■ **What you have to do**
Locate each line in the records containing "screenshot". Copy it.

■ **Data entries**
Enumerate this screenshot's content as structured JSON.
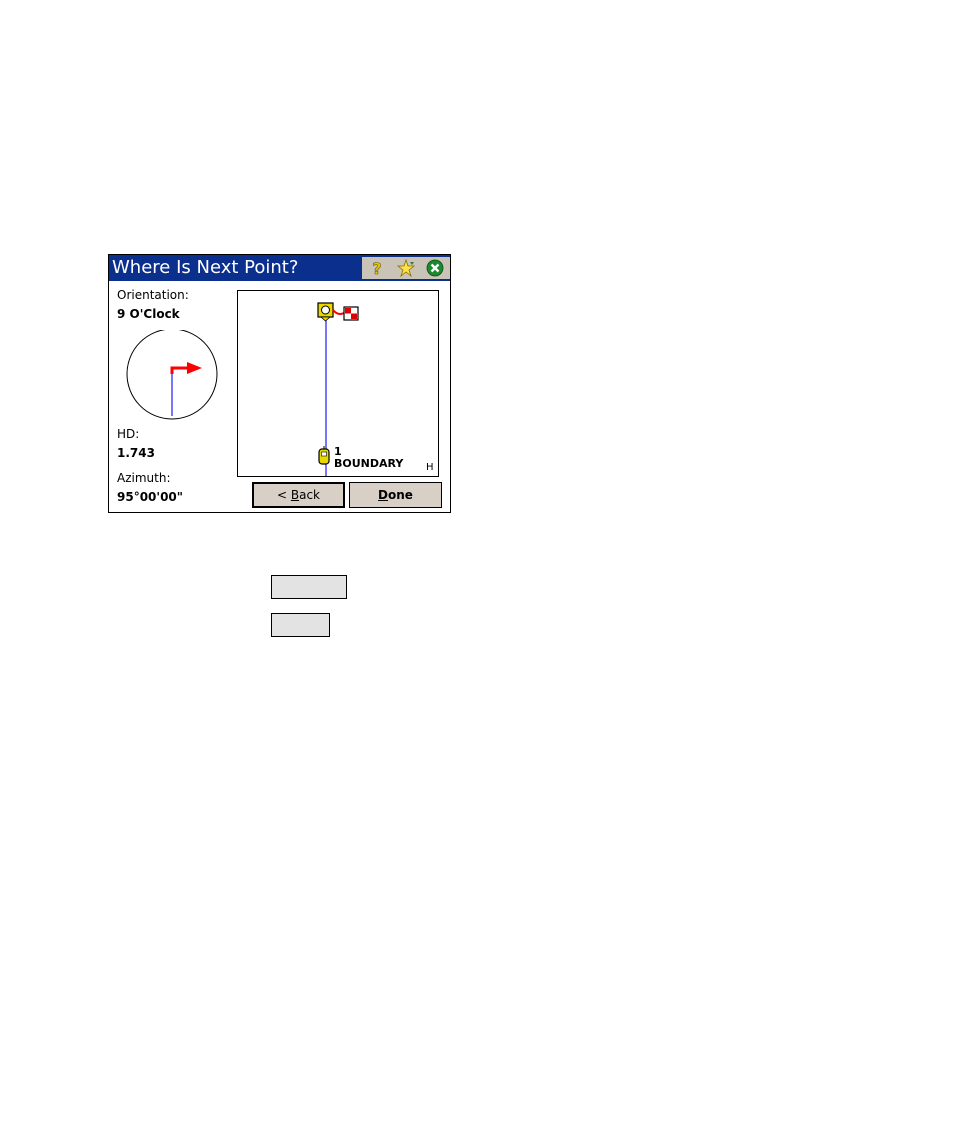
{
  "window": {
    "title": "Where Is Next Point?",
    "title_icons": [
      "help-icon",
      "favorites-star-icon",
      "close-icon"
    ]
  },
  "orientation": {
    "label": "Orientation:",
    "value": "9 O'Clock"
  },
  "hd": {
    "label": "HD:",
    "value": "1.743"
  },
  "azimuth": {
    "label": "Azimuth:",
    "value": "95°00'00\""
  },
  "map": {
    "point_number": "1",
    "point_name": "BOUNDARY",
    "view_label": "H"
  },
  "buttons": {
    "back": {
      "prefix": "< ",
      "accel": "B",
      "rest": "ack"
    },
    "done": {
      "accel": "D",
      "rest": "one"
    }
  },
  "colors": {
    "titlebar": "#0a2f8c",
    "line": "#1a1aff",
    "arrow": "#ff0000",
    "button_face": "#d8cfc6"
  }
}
---
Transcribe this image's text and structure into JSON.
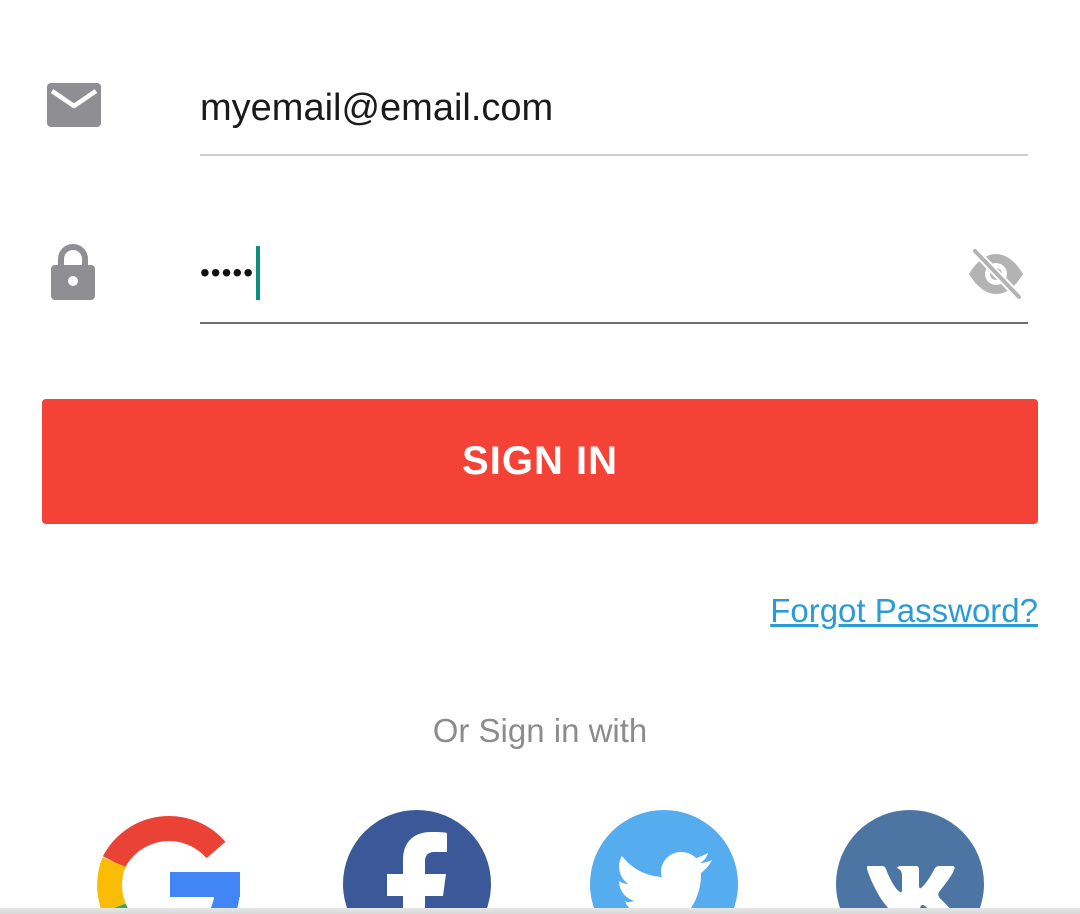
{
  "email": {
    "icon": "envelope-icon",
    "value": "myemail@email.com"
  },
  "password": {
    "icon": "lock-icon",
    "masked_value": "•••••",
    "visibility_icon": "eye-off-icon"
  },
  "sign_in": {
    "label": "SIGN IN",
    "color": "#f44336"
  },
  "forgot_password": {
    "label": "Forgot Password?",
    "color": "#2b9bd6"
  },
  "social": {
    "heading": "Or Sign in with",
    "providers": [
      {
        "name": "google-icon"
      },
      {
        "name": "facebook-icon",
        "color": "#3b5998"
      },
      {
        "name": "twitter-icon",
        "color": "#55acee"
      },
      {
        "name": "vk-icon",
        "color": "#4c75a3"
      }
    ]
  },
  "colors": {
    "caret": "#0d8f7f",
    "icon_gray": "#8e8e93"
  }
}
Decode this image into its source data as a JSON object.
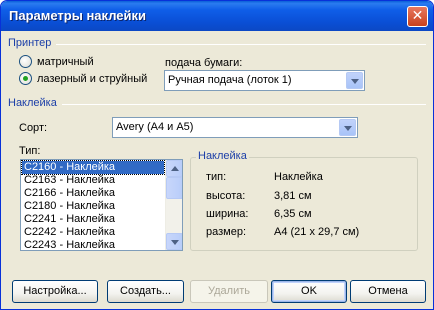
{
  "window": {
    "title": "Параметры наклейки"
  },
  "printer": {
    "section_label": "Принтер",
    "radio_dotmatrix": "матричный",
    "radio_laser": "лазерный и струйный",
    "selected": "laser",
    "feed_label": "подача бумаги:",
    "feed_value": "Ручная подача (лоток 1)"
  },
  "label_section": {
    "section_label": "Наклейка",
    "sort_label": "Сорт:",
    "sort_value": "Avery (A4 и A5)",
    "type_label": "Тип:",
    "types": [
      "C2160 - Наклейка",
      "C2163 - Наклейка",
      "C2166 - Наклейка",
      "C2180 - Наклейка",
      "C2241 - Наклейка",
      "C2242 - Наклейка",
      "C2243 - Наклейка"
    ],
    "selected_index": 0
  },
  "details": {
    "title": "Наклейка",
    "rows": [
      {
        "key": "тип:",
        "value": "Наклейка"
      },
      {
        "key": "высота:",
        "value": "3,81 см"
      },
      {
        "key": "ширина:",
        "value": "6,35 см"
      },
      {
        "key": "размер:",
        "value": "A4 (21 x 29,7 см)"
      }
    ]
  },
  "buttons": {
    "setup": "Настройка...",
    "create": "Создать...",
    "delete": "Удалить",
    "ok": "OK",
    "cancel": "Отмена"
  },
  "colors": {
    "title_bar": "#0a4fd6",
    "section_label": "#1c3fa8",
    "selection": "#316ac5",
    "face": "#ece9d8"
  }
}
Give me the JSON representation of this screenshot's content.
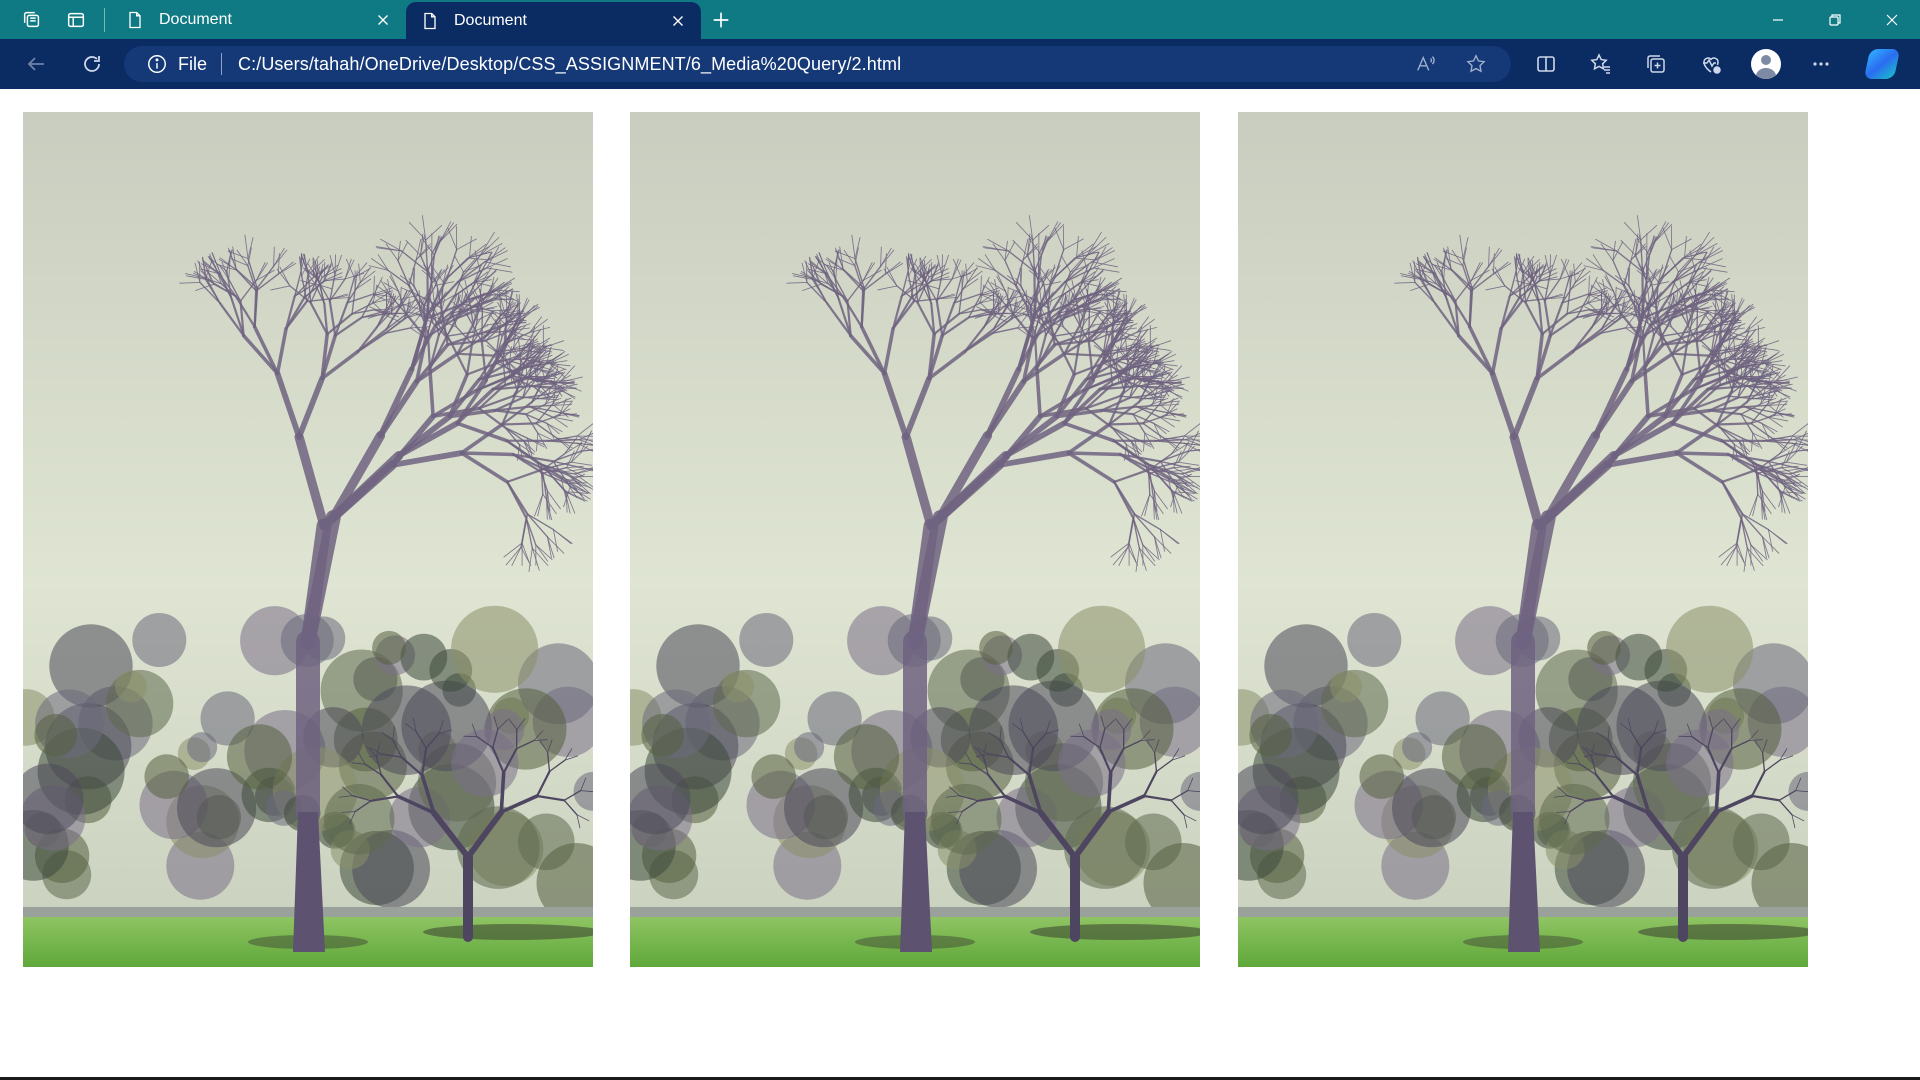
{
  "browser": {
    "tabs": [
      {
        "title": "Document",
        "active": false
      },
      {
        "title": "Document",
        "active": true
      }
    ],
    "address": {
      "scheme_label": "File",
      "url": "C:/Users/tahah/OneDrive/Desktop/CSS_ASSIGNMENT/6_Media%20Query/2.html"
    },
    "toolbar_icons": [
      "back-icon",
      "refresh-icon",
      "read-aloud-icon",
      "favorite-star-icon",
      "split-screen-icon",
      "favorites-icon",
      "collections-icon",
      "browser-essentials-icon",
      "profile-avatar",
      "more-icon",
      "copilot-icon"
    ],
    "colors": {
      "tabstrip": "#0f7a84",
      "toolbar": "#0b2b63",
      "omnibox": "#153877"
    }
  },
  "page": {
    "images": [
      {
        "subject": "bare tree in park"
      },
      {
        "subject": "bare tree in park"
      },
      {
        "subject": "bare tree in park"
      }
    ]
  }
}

■ **Solution to this problem**
Enumerate this screenshot's content as structured JSON.
Give me the JSON representation of this screenshot's content.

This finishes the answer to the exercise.